Excerpted records:
◇ ◇ ◇ ◇ ◇
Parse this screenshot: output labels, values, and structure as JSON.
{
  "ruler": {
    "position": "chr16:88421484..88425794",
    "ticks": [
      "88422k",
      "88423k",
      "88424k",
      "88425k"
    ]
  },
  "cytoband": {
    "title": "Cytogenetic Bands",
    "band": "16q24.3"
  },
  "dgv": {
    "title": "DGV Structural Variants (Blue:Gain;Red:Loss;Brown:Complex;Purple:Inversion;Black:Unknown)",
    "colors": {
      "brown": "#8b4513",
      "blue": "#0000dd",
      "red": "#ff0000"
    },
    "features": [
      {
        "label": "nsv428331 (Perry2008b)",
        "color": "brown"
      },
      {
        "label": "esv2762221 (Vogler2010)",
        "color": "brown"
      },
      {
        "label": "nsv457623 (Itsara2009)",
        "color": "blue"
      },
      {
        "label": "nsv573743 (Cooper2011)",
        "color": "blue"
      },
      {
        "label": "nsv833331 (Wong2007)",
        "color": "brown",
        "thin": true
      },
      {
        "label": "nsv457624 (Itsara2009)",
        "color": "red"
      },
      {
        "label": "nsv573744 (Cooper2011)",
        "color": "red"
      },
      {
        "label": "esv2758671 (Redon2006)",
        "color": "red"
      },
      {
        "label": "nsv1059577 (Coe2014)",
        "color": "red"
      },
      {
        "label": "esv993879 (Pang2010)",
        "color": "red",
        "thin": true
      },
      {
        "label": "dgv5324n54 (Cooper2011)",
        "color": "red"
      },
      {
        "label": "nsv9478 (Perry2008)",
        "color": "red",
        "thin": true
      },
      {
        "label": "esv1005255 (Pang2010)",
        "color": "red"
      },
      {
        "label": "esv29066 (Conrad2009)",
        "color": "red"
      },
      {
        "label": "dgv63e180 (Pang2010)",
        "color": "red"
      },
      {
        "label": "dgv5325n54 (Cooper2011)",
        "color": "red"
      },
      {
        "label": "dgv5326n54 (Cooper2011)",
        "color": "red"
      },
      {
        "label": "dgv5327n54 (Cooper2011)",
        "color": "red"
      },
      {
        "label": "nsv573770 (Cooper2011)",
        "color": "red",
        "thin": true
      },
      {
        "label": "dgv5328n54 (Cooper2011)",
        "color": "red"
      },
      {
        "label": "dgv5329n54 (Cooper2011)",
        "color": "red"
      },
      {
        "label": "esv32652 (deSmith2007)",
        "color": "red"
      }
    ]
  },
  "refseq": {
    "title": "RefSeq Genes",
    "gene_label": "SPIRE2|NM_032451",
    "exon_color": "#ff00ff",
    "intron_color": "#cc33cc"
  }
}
◇ ◇ ◇ ◇ ◇
Task description:
From the first line to the last, return the records unchanged.

Reply to the exercise:
Parse this screenshot: output labels, values, and structure as JSON.
{
  "ruler": {
    "position": "chr16:88421484..88425794",
    "ticks": [
      "88422k",
      "88423k",
      "88424k",
      "88425k"
    ]
  },
  "cytoband": {
    "title": "Cytogenetic Bands",
    "band": "16q24.3"
  },
  "dgv": {
    "title": "DGV Structural Variants (Blue:Gain;Red:Loss;Brown:Complex;Purple:Inversion;Black:Unknown)",
    "colors": {
      "brown": "#8b4513",
      "blue": "#0000dd",
      "red": "#ff0000"
    },
    "features": [
      {
        "label": "nsv428331 (Perry2008b)",
        "color": "brown"
      },
      {
        "label": "esv2762221 (Vogler2010)",
        "color": "brown"
      },
      {
        "label": "nsv457623 (Itsara2009)",
        "color": "blue"
      },
      {
        "label": "nsv573743 (Cooper2011)",
        "color": "blue"
      },
      {
        "label": "nsv833331 (Wong2007)",
        "color": "brown",
        "thin": true
      },
      {
        "label": "nsv457624 (Itsara2009)",
        "color": "red"
      },
      {
        "label": "nsv573744 (Cooper2011)",
        "color": "red"
      },
      {
        "label": "esv2758671 (Redon2006)",
        "color": "red"
      },
      {
        "label": "nsv1059577 (Coe2014)",
        "color": "red"
      },
      {
        "label": "esv993879 (Pang2010)",
        "color": "red",
        "thin": true
      },
      {
        "label": "dgv5324n54 (Cooper2011)",
        "color": "red"
      },
      {
        "label": "nsv9478 (Perry2008)",
        "color": "red",
        "thin": true
      },
      {
        "label": "esv1005255 (Pang2010)",
        "color": "red"
      },
      {
        "label": "esv29066 (Conrad2009)",
        "color": "red"
      },
      {
        "label": "dgv63e180 (Pang2010)",
        "color": "red"
      },
      {
        "label": "dgv5325n54 (Cooper2011)",
        "color": "red"
      },
      {
        "label": "dgv5326n54 (Cooper2011)",
        "color": "red"
      },
      {
        "label": "dgv5327n54 (Cooper2011)",
        "color": "red"
      },
      {
        "label": "nsv573770 (Cooper2011)",
        "color": "red",
        "thin": true
      },
      {
        "label": "dgv5328n54 (Cooper2011)",
        "color": "red"
      },
      {
        "label": "dgv5329n54 (Cooper2011)",
        "color": "red"
      },
      {
        "label": "esv32652 (deSmith2007)",
        "color": "red"
      }
    ]
  },
  "refseq": {
    "title": "RefSeq Genes",
    "gene_label": "SPIRE2|NM_032451",
    "exon_color": "#ff00ff",
    "intron_color": "#cc33cc"
  }
}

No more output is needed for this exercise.